▶ _WHAT YOU SHOULD DO_: Restate all the material verbatim, except for the pictures.

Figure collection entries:

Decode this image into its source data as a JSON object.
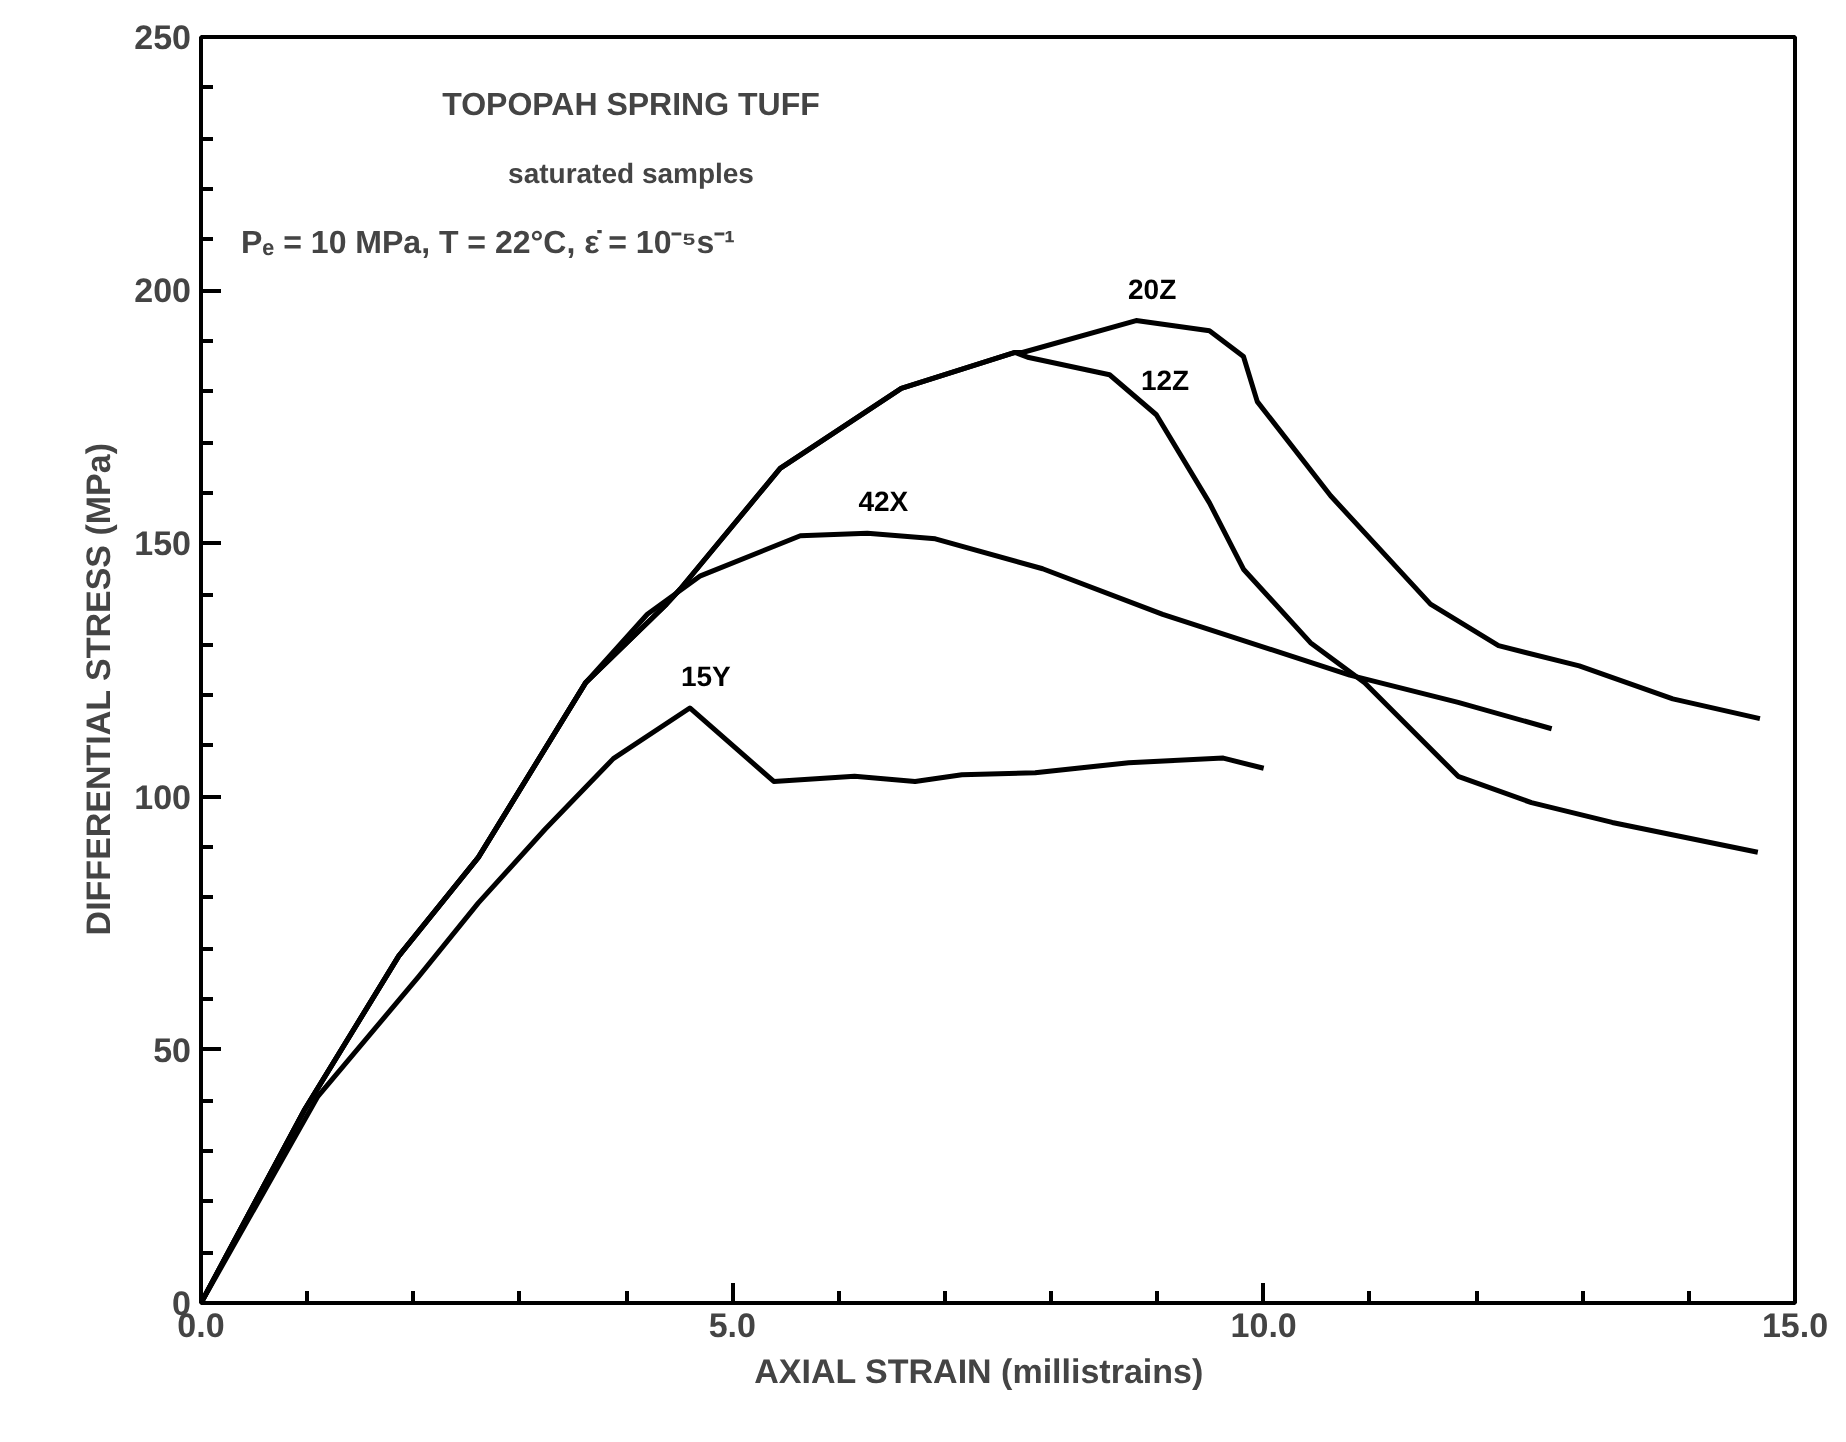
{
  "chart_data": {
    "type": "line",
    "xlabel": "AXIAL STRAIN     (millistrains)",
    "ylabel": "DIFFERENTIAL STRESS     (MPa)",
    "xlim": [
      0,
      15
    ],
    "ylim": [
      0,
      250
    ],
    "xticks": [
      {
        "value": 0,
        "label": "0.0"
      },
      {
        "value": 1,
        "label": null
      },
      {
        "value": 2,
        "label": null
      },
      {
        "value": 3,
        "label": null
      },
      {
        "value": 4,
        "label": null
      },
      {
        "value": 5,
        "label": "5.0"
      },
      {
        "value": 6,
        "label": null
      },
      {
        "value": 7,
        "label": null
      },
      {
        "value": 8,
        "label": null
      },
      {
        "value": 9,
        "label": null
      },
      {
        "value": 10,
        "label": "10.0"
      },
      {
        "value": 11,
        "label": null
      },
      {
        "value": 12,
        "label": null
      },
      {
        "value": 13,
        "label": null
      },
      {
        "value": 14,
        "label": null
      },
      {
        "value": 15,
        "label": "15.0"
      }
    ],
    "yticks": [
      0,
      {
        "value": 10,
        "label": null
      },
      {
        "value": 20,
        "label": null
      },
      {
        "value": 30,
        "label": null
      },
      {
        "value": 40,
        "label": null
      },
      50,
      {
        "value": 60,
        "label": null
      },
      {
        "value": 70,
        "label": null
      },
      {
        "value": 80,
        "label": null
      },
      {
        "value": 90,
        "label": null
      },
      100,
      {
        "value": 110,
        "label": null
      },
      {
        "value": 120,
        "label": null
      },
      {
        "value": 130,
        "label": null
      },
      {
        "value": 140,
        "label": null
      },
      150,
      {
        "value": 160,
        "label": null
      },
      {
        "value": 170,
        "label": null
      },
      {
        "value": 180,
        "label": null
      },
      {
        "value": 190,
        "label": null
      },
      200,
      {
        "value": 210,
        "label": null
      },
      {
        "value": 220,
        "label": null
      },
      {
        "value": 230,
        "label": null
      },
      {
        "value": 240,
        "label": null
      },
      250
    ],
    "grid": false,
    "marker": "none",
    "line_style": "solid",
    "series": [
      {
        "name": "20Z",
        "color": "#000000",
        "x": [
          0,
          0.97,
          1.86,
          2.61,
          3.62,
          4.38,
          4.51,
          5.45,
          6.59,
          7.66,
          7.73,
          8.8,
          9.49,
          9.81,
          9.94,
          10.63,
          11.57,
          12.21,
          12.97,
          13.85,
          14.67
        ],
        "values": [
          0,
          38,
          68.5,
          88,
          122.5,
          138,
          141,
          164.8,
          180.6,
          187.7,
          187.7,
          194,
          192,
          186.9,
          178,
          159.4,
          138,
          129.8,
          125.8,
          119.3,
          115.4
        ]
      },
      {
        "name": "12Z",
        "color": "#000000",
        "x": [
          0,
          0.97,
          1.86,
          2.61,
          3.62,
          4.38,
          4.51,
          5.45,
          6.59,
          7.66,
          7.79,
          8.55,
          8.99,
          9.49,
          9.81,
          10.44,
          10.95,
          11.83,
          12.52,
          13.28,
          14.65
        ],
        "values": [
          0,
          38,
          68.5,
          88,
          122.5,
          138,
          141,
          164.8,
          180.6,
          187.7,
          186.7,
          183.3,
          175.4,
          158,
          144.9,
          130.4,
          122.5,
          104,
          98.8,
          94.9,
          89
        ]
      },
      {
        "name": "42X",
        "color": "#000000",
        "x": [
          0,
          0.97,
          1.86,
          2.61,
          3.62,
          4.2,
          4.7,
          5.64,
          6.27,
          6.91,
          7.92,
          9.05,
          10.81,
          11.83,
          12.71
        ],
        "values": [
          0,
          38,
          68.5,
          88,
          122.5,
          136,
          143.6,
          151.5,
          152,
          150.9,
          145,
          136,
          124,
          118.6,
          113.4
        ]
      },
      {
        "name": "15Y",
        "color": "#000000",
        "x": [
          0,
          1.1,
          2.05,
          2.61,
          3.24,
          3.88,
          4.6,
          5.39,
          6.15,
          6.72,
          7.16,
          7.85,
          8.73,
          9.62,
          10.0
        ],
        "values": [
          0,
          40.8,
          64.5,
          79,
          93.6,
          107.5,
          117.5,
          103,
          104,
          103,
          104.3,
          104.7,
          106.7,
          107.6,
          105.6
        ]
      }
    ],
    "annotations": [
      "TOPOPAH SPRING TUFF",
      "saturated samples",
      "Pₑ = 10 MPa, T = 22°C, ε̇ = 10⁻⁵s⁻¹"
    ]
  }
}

▶ _WRITTEN ANSWER_:
Decode this image into its source data as a JSON object.
{
  "chart_data": {
    "type": "line",
    "xlabel": "AXIAL STRAIN     (millistrains)",
    "ylabel": "DIFFERENTIAL STRESS     (MPa)",
    "xlim": [
      0,
      15
    ],
    "ylim": [
      0,
      250
    ],
    "xticks": [
      {
        "value": 0,
        "label": "0.0"
      },
      {
        "value": 1,
        "label": null
      },
      {
        "value": 2,
        "label": null
      },
      {
        "value": 3,
        "label": null
      },
      {
        "value": 4,
        "label": null
      },
      {
        "value": 5,
        "label": "5.0"
      },
      {
        "value": 6,
        "label": null
      },
      {
        "value": 7,
        "label": null
      },
      {
        "value": 8,
        "label": null
      },
      {
        "value": 9,
        "label": null
      },
      {
        "value": 10,
        "label": "10.0"
      },
      {
        "value": 11,
        "label": null
      },
      {
        "value": 12,
        "label": null
      },
      {
        "value": 13,
        "label": null
      },
      {
        "value": 14,
        "label": null
      },
      {
        "value": 15,
        "label": "15.0"
      }
    ],
    "yticks": [
      0,
      {
        "value": 10,
        "label": null
      },
      {
        "value": 20,
        "label": null
      },
      {
        "value": 30,
        "label": null
      },
      {
        "value": 40,
        "label": null
      },
      50,
      {
        "value": 60,
        "label": null
      },
      {
        "value": 70,
        "label": null
      },
      {
        "value": 80,
        "label": null
      },
      {
        "value": 90,
        "label": null
      },
      100,
      {
        "value": 110,
        "label": null
      },
      {
        "value": 120,
        "label": null
      },
      {
        "value": 130,
        "label": null
      },
      {
        "value": 140,
        "label": null
      },
      150,
      {
        "value": 160,
        "label": null
      },
      {
        "value": 170,
        "label": null
      },
      {
        "value": 180,
        "label": null
      },
      {
        "value": 190,
        "label": null
      },
      200,
      {
        "value": 210,
        "label": null
      },
      {
        "value": 220,
        "label": null
      },
      {
        "value": 230,
        "label": null
      },
      {
        "value": 240,
        "label": null
      },
      250
    ],
    "grid": false,
    "marker": "none",
    "line_style": "solid",
    "series": [
      {
        "name": "20Z",
        "color": "#000000",
        "x": [
          0,
          0.97,
          1.86,
          2.61,
          3.62,
          4.38,
          4.51,
          5.45,
          6.59,
          7.66,
          7.73,
          8.8,
          9.49,
          9.81,
          9.94,
          10.63,
          11.57,
          12.21,
          12.97,
          13.85,
          14.67
        ],
        "values": [
          0,
          38,
          68.5,
          88,
          122.5,
          138,
          141,
          164.8,
          180.6,
          187.7,
          187.7,
          194,
          192,
          186.9,
          178,
          159.4,
          138,
          129.8,
          125.8,
          119.3,
          115.4
        ]
      },
      {
        "name": "12Z",
        "color": "#000000",
        "x": [
          0,
          0.97,
          1.86,
          2.61,
          3.62,
          4.38,
          4.51,
          5.45,
          6.59,
          7.66,
          7.79,
          8.55,
          8.99,
          9.49,
          9.81,
          10.44,
          10.95,
          11.83,
          12.52,
          13.28,
          14.65
        ],
        "values": [
          0,
          38,
          68.5,
          88,
          122.5,
          138,
          141,
          164.8,
          180.6,
          187.7,
          186.7,
          183.3,
          175.4,
          158,
          144.9,
          130.4,
          122.5,
          104,
          98.8,
          94.9,
          89
        ]
      },
      {
        "name": "42X",
        "color": "#000000",
        "x": [
          0,
          0.97,
          1.86,
          2.61,
          3.62,
          4.2,
          4.7,
          5.64,
          6.27,
          6.91,
          7.92,
          9.05,
          10.81,
          11.83,
          12.71
        ],
        "values": [
          0,
          38,
          68.5,
          88,
          122.5,
          136,
          143.6,
          151.5,
          152,
          150.9,
          145,
          136,
          124,
          118.6,
          113.4
        ]
      },
      {
        "name": "15Y",
        "color": "#000000",
        "x": [
          0,
          1.1,
          2.05,
          2.61,
          3.24,
          3.88,
          4.6,
          5.39,
          6.15,
          6.72,
          7.16,
          7.85,
          8.73,
          9.62,
          10.0
        ],
        "values": [
          0,
          40.8,
          64.5,
          79,
          93.6,
          107.5,
          117.5,
          103,
          104,
          103,
          104.3,
          104.7,
          106.7,
          107.6,
          105.6
        ]
      }
    ],
    "annotations": [
      "TOPOPAH SPRING TUFF",
      "saturated samples",
      "Pₑ = 10 MPa, T = 22°C, ε̇ = 10⁻⁵s⁻¹"
    ]
  }
}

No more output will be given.